Each line containing the word "priorities" needs to be copied.

#### Information provided
• • •
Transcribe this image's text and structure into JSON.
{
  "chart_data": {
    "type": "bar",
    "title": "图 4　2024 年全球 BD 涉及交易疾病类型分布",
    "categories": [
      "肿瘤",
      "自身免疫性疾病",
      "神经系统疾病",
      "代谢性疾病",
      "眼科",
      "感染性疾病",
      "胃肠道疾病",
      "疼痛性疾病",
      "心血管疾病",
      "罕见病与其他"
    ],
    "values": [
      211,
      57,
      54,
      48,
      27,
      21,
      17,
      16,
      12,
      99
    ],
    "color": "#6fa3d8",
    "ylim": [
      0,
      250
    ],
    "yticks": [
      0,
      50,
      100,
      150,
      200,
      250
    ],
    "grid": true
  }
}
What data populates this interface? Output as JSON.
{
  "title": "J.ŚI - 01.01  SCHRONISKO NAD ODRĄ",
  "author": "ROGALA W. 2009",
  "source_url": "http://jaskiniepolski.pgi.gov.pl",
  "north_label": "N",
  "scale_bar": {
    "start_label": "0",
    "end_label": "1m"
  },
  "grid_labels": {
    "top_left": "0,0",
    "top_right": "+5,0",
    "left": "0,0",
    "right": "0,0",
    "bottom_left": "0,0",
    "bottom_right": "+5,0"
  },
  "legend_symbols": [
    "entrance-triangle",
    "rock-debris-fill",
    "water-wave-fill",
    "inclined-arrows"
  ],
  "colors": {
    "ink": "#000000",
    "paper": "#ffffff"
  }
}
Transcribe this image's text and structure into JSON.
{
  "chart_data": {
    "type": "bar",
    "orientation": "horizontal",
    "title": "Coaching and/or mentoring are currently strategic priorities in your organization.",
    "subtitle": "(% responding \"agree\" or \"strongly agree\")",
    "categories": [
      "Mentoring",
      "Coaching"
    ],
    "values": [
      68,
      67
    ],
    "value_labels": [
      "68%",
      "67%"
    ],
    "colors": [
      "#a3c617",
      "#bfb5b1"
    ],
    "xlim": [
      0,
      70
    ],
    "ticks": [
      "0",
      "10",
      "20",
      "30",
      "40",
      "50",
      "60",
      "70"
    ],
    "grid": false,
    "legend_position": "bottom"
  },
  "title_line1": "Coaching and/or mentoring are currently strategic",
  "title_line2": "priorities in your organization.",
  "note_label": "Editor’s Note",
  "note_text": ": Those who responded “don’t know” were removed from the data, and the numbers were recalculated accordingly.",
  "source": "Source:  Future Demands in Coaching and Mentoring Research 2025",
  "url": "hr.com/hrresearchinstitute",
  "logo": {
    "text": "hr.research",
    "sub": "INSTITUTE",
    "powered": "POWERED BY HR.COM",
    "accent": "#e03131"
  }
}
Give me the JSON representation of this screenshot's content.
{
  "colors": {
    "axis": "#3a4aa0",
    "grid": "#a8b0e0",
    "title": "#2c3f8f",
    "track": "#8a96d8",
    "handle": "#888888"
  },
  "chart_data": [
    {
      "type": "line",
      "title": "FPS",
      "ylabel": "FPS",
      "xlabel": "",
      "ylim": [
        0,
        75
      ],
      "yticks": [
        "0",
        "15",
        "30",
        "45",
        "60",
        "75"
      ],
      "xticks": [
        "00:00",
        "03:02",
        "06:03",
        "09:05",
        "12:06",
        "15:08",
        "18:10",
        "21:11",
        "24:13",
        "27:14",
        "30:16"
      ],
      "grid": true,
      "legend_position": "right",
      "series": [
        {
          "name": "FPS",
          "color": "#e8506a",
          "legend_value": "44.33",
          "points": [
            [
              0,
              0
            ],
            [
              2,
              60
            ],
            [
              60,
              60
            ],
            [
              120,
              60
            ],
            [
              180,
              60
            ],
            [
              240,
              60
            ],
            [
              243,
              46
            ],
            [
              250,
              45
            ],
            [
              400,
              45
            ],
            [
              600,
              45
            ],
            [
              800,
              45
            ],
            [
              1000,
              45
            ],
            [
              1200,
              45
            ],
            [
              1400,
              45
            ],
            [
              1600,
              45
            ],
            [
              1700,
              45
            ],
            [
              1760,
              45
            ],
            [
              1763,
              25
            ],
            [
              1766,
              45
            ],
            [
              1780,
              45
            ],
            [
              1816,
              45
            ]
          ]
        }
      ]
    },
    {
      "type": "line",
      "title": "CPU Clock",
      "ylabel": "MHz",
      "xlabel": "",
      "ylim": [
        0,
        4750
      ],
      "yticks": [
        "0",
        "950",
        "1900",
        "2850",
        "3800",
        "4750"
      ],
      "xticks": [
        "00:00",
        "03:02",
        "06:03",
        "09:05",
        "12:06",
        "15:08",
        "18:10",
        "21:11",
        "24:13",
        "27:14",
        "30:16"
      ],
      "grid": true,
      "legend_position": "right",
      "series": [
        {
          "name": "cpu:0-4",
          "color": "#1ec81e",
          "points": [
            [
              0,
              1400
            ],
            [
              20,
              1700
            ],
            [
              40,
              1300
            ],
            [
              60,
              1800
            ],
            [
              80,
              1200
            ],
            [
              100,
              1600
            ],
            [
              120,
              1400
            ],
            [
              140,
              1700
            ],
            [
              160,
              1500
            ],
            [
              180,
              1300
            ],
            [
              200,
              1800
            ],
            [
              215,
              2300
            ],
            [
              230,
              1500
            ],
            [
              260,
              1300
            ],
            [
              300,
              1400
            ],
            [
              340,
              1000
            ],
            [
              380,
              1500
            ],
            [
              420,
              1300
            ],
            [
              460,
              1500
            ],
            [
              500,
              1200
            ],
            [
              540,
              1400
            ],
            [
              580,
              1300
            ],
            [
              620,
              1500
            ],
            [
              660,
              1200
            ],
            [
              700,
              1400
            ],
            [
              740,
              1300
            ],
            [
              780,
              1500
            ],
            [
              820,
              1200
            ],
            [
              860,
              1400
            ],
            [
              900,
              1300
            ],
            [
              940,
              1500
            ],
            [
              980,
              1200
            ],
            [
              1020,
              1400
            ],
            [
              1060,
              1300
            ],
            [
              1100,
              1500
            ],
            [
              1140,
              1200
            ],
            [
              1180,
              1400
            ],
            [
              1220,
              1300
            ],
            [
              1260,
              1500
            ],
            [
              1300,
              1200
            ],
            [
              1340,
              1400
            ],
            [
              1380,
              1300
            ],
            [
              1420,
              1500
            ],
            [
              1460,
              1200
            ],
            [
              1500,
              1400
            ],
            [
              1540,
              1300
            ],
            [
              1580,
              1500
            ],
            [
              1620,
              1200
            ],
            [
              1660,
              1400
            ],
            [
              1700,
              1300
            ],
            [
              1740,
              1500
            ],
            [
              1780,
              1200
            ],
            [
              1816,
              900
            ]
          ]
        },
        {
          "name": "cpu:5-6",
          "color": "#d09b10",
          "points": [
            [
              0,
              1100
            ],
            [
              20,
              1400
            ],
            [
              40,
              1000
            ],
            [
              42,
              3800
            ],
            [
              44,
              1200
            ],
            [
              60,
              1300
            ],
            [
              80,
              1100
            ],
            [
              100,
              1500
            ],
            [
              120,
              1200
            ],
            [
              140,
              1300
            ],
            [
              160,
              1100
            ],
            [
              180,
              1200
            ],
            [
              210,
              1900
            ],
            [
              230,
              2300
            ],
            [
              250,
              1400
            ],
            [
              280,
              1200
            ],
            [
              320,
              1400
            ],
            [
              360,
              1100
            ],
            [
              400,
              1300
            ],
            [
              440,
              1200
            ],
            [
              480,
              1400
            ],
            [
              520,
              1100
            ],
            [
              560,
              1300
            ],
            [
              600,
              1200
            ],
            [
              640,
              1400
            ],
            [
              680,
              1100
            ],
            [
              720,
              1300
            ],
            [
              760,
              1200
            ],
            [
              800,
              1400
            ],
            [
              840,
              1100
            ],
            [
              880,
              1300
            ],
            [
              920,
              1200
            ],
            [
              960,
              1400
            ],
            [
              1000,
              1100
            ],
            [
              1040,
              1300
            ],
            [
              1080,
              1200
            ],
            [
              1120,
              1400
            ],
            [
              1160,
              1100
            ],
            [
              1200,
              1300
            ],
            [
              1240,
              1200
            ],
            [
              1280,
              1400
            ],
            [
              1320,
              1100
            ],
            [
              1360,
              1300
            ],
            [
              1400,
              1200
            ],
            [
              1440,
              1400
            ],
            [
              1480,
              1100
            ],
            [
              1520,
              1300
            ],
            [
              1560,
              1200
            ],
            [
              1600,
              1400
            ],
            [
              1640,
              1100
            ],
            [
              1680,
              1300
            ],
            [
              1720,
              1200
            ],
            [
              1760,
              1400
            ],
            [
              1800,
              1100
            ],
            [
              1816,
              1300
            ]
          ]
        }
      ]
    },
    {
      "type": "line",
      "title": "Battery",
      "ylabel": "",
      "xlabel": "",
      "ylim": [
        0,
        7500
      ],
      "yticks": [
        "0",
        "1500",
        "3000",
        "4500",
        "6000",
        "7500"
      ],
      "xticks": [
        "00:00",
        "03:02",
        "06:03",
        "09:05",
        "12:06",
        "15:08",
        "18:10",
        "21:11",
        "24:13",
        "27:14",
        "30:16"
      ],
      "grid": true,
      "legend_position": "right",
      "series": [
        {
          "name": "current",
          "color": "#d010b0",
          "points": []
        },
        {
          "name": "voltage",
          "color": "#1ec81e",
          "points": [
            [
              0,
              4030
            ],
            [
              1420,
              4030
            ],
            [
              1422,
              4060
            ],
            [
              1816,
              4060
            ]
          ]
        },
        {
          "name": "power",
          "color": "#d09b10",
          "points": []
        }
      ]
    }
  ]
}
• • •
#### Task output
    "title": "Coaching and/or mentoring are currently strategic priorities in your organization.",
  "title_line2": "priorities in your organization.",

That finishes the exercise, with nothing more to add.